(Dataset items)
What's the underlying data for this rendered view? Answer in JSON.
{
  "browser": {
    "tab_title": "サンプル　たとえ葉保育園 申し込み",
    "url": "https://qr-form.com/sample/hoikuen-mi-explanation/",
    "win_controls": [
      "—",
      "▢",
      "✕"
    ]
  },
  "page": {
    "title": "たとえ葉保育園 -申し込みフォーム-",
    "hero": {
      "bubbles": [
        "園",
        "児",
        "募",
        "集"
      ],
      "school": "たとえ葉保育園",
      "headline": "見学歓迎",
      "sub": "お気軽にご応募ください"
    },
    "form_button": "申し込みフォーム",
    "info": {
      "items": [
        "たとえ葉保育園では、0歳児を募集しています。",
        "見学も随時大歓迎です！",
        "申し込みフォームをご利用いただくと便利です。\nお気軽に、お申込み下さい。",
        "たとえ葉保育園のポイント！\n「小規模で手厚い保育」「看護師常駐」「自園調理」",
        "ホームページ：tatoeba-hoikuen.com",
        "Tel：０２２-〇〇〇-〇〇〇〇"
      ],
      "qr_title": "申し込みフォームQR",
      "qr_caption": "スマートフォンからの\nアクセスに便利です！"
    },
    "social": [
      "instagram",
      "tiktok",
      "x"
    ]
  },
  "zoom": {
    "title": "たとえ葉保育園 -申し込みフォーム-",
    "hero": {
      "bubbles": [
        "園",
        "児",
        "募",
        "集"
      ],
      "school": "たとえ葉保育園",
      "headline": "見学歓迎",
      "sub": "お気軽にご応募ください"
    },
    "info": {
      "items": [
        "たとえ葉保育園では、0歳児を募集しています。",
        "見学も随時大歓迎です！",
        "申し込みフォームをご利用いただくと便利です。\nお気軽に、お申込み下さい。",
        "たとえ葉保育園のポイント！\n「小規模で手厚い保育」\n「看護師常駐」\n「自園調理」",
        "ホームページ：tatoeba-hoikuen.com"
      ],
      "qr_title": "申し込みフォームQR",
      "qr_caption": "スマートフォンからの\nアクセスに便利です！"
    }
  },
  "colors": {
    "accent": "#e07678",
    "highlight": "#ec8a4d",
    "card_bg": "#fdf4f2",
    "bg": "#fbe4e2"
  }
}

- _REQUIRED TASK_: Transcribe the full listing above without leaving anything out.

- _CORRECT OUTPUT_:
What's the underlying data for this rendered view? Answer in JSON.
{
  "browser": {
    "tab_title": "サンプル　たとえ葉保育園 申し込み",
    "url": "https://qr-form.com/sample/hoikuen-mi-explanation/",
    "win_controls": [
      "—",
      "▢",
      "✕"
    ]
  },
  "page": {
    "title": "たとえ葉保育園 -申し込みフォーム-",
    "hero": {
      "bubbles": [
        "園",
        "児",
        "募",
        "集"
      ],
      "school": "たとえ葉保育園",
      "headline": "見学歓迎",
      "sub": "お気軽にご応募ください"
    },
    "form_button": "申し込みフォーム",
    "info": {
      "items": [
        "たとえ葉保育園では、0歳児を募集しています。",
        "見学も随時大歓迎です！",
        "申し込みフォームをご利用いただくと便利です。\nお気軽に、お申込み下さい。",
        "たとえ葉保育園のポイント！\n「小規模で手厚い保育」「看護師常駐」「自園調理」",
        "ホームページ：tatoeba-hoikuen.com",
        "Tel：０２２-〇〇〇-〇〇〇〇"
      ],
      "qr_title": "申し込みフォームQR",
      "qr_caption": "スマートフォンからの\nアクセスに便利です！"
    },
    "social": [
      "instagram",
      "tiktok",
      "x"
    ]
  },
  "zoom": {
    "title": "たとえ葉保育園 -申し込みフォーム-",
    "hero": {
      "bubbles": [
        "園",
        "児",
        "募",
        "集"
      ],
      "school": "たとえ葉保育園",
      "headline": "見学歓迎",
      "sub": "お気軽にご応募ください"
    },
    "info": {
      "items": [
        "たとえ葉保育園では、0歳児を募集しています。",
        "見学も随時大歓迎です！",
        "申し込みフォームをご利用いただくと便利です。\nお気軽に、お申込み下さい。",
        "たとえ葉保育園のポイント！\n「小規模で手厚い保育」\n「看護師常駐」\n「自園調理」",
        "ホームページ：tatoeba-hoikuen.com"
      ],
      "qr_title": "申し込みフォームQR",
      "qr_caption": "スマートフォンからの\nアクセスに便利です！"
    }
  },
  "colors": {
    "accent": "#e07678",
    "highlight": "#ec8a4d",
    "card_bg": "#fdf4f2",
    "bg": "#fbe4e2"
  }
}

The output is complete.